* [Records for this exercise]
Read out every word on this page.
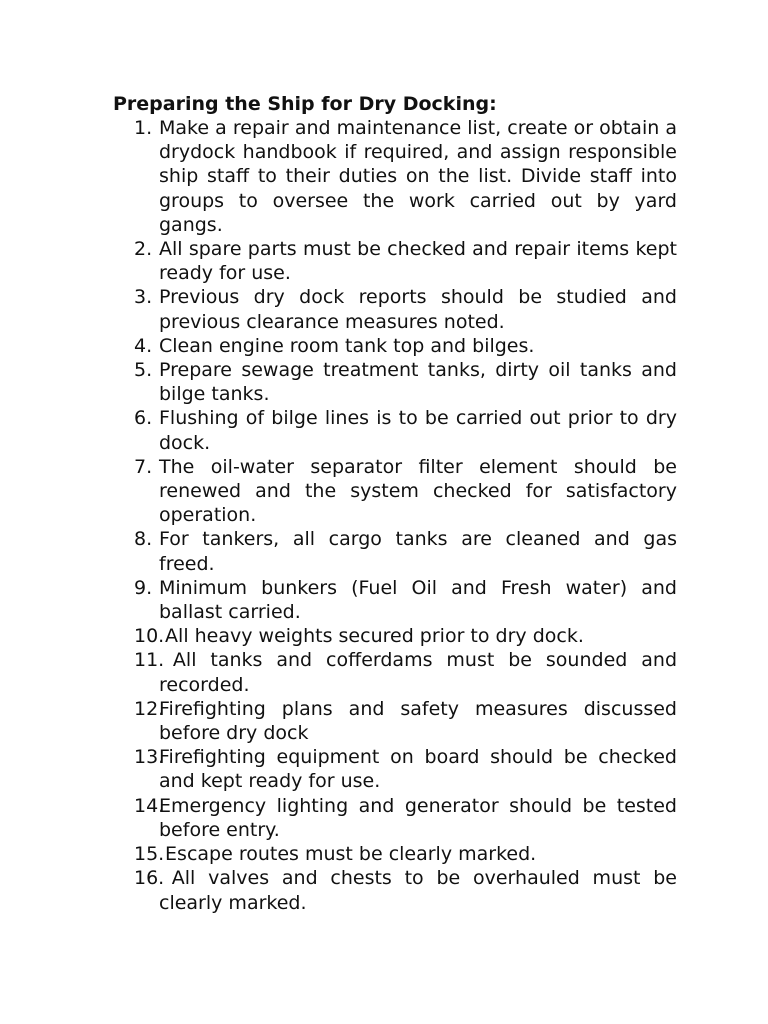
Preparing the Ship for Dry Docking:
1. Make a repair and maintenance list, create or obtain a drydock handbook if required, and assign responsible ship staff to their duties on the list. Divide staff into groups to oversee the work carried out by yard gangs.
2. All spare parts must be checked and repair items kept ready for use.
3. Previous dry dock reports should be studied and previous clearance measures noted.
4. Clean engine room tank top and bilges.
5. Prepare sewage treatment tanks, dirty oil tanks and bilge tanks.
6. Flushing of bilge lines is to be carried out prior to dry dock.
7. The oil-water separator filter element should be renewed and the system checked for satisfactory operation.
8. For tankers, all cargo tanks are cleaned and gas freed.
9. Minimum bunkers (Fuel Oil and Fresh water) and ballast carried.
10.
All heavy weights secured prior to dry dock.
11.
All tanks and cofferdams must be sounded and recorded.
12.
Firefighting plans and safety measures discussed before dry dock
13.
Firefighting equipment on board should be checked and kept ready for use.
14.
Emergency lighting and generator should be tested before entry.
15.
Escape routes must be clearly marked.
16.
All valves and chests to be overhauled must be clearly marked.
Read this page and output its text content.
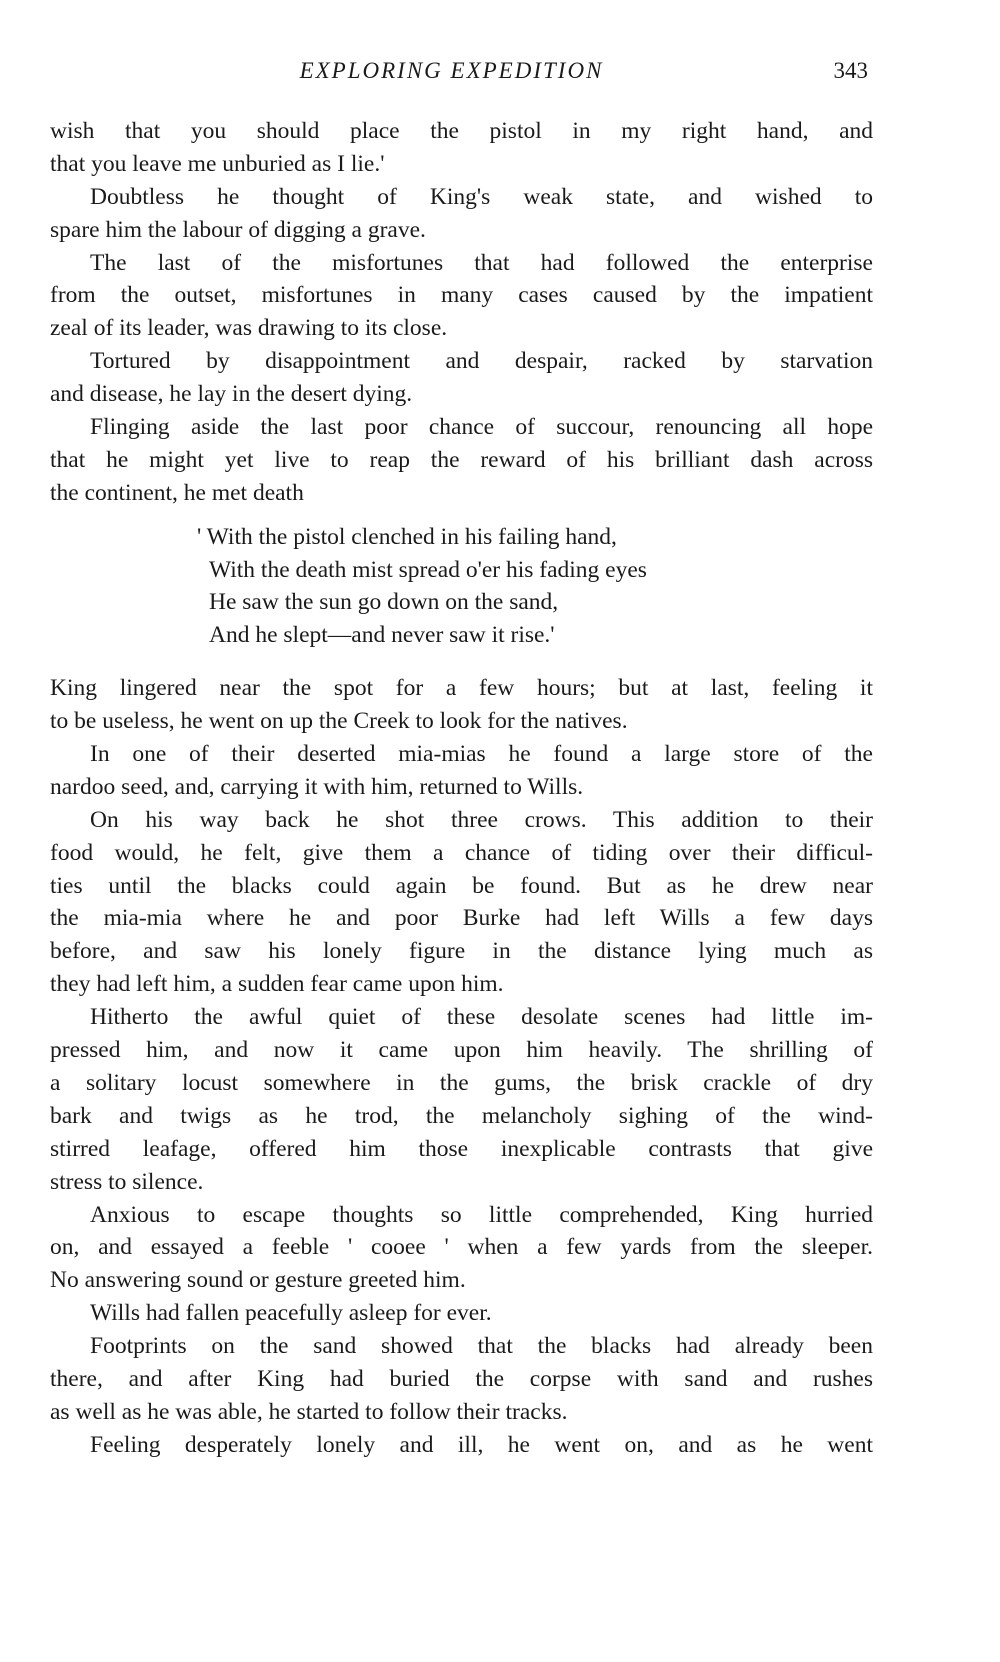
EXPLORING EXPEDITION	343
wish that you should place the pistol in my right hand, and
that you leave me unburied as I lie.'
Doubtless he thought of King's weak state, and wished to
spare him the labour of digging a grave.
The last of the misfortunes that had followed the enterprise
from the outset, misfortunes in many cases caused by the impatient
zeal of its leader, was drawing to its close.
Tortured by disappointment and despair, racked by starvation
and disease, he lay in the desert dying.
Flinging aside the last poor chance of succour, renouncing all hope
that he might yet live to reap the reward of his brilliant dash across
the continent, he met death
' With the pistol clenched in his failing hand,
With the death mist spread o'er his fading eyes
He saw the sun go down on the sand,
And he slept—and never saw it rise.'
King lingered near the spot for a few hours; but at last, feeling it
to be useless, he went on up the Creek to look for the natives.
In one of their deserted mia-mias he found a large store of the
nardoo seed, and, carrying it with him, returned to Wills.
On his way back he shot three crows. This addition to their
food would, he felt, give them a chance of tiding over their difficul-
ties until the blacks could again be found. But as he drew near
the mia-mia where he and poor Burke had left Wills a few days
before, and saw his lonely figure in the distance lying much as
they had left him, a sudden fear came upon him.
Hitherto the awful quiet of these desolate scenes had little im-
pressed him, and now it came upon him heavily. The shrilling of
a solitary locust somewhere in the gums, the brisk crackle of dry
bark and twigs as he trod, the melancholy sighing of the wind-
stirred leafage, offered him those inexplicable contrasts that give
stress to silence.
Anxious to escape thoughts so little comprehended, King hurried
on, and essayed a feeble ' cooee ' when a few yards from the sleeper.
No answering sound or gesture greeted him.
Wills had fallen peacefully asleep for ever.
Footprints on the sand showed that the blacks had already been
there, and after King had buried the corpse with sand and rushes
as well as he was able, he started to follow their tracks.
Feeling desperately lonely and ill, he went on, and as he went
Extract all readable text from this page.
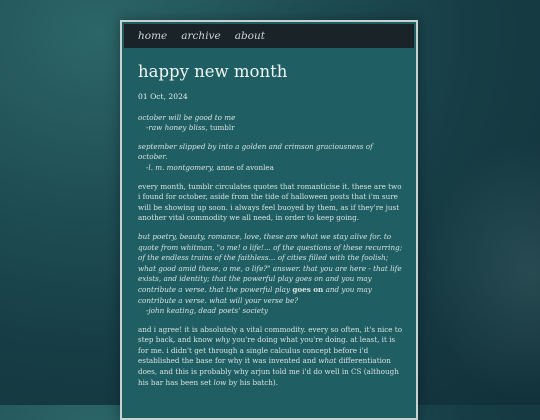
home archive about
happy new month
01 Oct, 2024
october will be good to me
-raw honey bliss, tumblr
september slipped by into a golden and crimson graciousness of october.
-l. m. montgomery, anne of avonlea

every month, tumblr circulates quotes that romanticise it. these are two i found for october, aside from the tide of halloween posts that i'm sure will be showing up soon. i always feel buoyed by them, as if they're just another vital commodity we all need, in order to keep going.

but poetry, beauty, romance, love, these are what we stay alive for. to quote from whitman, "o me! o life!... of the questions of these recurring; of the endless trains of the faithless... of cities filled with the foolish; what good amid these, o me, o life?" answer. that you are here - that life exists, and identity; that the powerful play goes on and you may contribute a verse. that the powerful play goes on and you may contribute a verse. what will your verse be?
-john keating, dead poets' society

and i agree! it is absolutely a vital commodity. every so often, it's nice to step back, and know why you're doing what you're doing. at least, it is for me. i didn't get through a single calculus concept before i'd established the base for why it was invented and what differentiation does, and this is probably why arjun told me i'd do well in CS (although his bar has been set low by his batch).
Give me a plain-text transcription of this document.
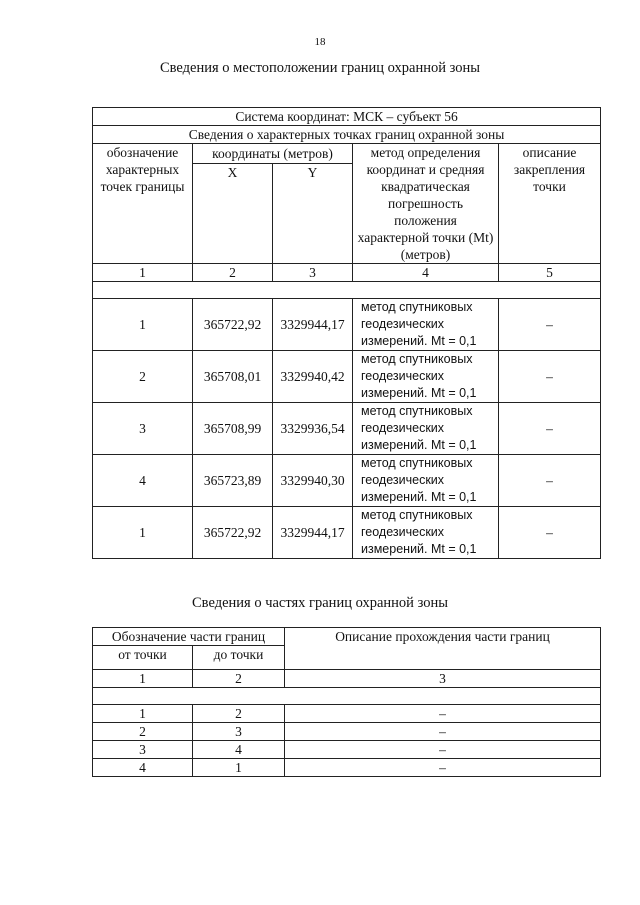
18
Сведения о местоположении границ охранной зоны
Система координат: МСК – субъект 56				
Сведения о характерных точках границ охранной зоны				
обозначение характерных точек границы	координаты (метров)		метод определения координат и средняя квадратическая погрешность положения характерной точки (Mt) (метров)	описание закрепления точки
	X	Y		
1	2	3	4	5

1	365722,92	3329944,17	метод спутниковых геодезических измерений. Mt = 0,1	–
2	365708,01	3329940,42	метод спутниковых геодезических измерений. Mt = 0,1	–
3	365708,99	3329936,54	метод спутниковых геодезических измерений. Mt = 0,1	–
4	365723,89	3329940,30	метод спутниковых геодезических измерений. Mt = 0,1	–
1	365722,92	3329944,17	метод спутниковых геодезических измерений. Mt = 0,1	–
Сведения о частях границ охранной зоны
Обозначение части границ		Описание прохождения части границ
от точки	до точки	
1	2	3

1	2	–
2	3	–
3	4	–
4	1	–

* [Description of the task] Note each line of the entries that has "marked" in it, and copy those lines.

* [Completed task]
Escape routes must be clearly marked.
All valves and chests to be overhauled must be clearly marked.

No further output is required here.